#### [The request]
How many lines of these records hold the string "Двина"? Reply with the number alone.

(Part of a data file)

[start]

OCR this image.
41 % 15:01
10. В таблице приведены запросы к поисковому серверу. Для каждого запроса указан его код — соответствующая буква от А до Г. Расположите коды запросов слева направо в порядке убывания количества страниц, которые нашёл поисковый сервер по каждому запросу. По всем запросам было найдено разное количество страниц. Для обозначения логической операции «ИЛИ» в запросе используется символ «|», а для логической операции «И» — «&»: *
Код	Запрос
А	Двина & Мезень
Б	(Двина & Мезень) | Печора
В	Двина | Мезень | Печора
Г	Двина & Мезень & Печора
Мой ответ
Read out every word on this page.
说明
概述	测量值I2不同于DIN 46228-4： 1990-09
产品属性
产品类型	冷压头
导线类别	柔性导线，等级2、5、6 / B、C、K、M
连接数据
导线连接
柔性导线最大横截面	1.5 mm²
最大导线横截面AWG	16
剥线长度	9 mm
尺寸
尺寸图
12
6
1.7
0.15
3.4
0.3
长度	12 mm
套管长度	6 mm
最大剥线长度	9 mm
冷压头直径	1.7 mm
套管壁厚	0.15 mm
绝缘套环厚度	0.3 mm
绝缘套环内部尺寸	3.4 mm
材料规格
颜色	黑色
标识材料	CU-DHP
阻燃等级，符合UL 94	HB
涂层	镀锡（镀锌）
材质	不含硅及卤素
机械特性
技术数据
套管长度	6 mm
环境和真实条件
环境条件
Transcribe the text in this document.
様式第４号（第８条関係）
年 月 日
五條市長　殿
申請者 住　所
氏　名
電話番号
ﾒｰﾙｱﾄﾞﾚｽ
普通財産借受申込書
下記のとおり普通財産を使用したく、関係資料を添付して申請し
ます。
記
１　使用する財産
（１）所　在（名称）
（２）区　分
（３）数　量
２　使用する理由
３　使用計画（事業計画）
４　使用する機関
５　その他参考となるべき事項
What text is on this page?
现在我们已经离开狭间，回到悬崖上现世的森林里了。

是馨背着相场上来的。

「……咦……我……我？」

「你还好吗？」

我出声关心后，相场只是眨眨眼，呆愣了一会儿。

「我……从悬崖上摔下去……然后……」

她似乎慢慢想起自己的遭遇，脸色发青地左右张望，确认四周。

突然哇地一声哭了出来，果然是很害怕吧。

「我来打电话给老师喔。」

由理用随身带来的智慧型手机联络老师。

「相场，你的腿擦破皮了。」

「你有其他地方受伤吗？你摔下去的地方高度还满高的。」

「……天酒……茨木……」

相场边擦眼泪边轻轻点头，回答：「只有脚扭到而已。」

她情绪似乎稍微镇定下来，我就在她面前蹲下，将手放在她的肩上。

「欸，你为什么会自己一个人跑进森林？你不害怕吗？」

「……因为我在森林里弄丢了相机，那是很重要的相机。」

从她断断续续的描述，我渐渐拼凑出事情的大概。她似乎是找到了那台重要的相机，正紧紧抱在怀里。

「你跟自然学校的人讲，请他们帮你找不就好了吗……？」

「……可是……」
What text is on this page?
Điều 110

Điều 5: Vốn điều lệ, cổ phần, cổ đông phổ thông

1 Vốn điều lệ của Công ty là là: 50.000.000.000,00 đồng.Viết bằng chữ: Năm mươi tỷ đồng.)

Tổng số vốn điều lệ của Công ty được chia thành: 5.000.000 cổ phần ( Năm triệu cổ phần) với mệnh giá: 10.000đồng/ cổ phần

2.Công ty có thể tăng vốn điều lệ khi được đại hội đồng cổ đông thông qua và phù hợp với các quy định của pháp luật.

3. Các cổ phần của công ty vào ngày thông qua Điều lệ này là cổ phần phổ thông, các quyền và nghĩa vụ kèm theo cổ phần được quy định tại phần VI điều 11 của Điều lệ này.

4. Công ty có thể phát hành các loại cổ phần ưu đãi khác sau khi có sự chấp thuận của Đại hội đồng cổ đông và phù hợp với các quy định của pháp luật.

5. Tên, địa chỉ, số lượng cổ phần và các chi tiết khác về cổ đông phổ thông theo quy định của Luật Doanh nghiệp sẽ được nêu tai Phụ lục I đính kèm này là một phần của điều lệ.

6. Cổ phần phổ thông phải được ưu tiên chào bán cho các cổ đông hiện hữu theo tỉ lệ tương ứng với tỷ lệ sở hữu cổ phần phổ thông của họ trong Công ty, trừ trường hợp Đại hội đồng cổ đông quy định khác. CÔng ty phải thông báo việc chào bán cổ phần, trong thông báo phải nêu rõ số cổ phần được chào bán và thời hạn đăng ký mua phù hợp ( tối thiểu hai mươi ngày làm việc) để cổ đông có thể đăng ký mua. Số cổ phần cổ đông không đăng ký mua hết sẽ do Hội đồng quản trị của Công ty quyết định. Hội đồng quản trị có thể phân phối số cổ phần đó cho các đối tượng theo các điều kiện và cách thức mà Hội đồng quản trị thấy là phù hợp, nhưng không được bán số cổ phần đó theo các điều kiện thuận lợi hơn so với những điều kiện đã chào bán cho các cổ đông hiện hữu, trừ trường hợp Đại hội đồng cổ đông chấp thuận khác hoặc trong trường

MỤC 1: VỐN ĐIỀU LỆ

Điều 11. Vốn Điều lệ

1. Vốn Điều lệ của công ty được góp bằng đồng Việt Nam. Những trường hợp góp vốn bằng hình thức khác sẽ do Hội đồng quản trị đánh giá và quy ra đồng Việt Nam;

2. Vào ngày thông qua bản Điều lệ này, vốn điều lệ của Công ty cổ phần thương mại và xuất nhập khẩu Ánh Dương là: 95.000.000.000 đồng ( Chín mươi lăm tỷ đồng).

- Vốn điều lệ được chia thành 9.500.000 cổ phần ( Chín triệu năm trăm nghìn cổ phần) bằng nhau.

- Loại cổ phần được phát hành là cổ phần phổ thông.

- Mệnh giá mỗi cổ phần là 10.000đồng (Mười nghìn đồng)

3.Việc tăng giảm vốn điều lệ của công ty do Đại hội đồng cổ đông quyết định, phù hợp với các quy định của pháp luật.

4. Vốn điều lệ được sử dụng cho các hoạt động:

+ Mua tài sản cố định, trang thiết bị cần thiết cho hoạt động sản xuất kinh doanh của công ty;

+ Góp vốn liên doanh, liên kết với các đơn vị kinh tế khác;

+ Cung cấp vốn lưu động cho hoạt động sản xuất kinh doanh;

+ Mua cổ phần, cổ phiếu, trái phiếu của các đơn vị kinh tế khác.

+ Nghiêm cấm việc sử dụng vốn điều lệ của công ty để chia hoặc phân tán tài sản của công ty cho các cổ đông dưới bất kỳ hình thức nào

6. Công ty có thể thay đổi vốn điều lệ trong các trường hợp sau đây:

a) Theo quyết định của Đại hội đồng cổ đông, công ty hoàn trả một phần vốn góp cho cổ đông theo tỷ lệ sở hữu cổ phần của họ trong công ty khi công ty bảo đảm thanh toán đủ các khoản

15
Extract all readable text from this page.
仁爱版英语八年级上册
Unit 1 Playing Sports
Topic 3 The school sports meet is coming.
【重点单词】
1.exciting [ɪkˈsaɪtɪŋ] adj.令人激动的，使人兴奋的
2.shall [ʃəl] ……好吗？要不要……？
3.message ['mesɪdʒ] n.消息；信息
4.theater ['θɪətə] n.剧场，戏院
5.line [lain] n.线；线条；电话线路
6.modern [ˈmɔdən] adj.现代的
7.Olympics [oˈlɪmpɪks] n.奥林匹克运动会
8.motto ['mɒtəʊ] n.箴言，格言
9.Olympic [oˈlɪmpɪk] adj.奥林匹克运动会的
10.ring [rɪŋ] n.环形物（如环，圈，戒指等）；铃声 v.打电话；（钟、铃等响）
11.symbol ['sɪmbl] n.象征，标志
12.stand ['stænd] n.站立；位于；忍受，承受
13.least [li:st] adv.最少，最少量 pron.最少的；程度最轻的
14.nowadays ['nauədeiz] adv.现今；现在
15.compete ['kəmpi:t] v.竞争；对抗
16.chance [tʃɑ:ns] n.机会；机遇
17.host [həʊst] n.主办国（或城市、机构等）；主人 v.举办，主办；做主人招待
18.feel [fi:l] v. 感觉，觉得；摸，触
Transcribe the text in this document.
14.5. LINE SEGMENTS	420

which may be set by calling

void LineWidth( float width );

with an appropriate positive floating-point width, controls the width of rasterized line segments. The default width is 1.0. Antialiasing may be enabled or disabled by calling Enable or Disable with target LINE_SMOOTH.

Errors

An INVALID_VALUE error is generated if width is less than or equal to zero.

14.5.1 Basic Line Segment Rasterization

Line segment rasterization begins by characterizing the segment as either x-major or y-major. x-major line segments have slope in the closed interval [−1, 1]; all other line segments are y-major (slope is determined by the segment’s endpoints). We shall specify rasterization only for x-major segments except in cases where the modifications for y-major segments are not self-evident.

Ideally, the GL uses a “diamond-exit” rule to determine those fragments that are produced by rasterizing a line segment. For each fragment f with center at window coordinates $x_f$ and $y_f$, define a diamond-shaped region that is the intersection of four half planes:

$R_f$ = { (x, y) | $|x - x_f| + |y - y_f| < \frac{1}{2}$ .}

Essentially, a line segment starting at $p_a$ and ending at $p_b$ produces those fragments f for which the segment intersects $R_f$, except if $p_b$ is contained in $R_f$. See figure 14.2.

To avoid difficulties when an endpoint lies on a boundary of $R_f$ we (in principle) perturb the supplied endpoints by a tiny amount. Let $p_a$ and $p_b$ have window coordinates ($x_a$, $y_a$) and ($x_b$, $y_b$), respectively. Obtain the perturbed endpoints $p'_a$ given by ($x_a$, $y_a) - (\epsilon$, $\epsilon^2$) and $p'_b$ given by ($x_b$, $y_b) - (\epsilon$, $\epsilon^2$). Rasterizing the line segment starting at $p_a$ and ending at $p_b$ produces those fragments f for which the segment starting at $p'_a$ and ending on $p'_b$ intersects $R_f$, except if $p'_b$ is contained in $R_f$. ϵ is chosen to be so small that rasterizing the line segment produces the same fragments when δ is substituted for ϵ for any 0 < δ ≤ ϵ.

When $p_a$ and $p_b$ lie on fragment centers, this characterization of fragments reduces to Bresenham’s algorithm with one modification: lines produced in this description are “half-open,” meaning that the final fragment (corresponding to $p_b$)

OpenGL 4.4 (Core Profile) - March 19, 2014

[end]

#### [Exercise response]
4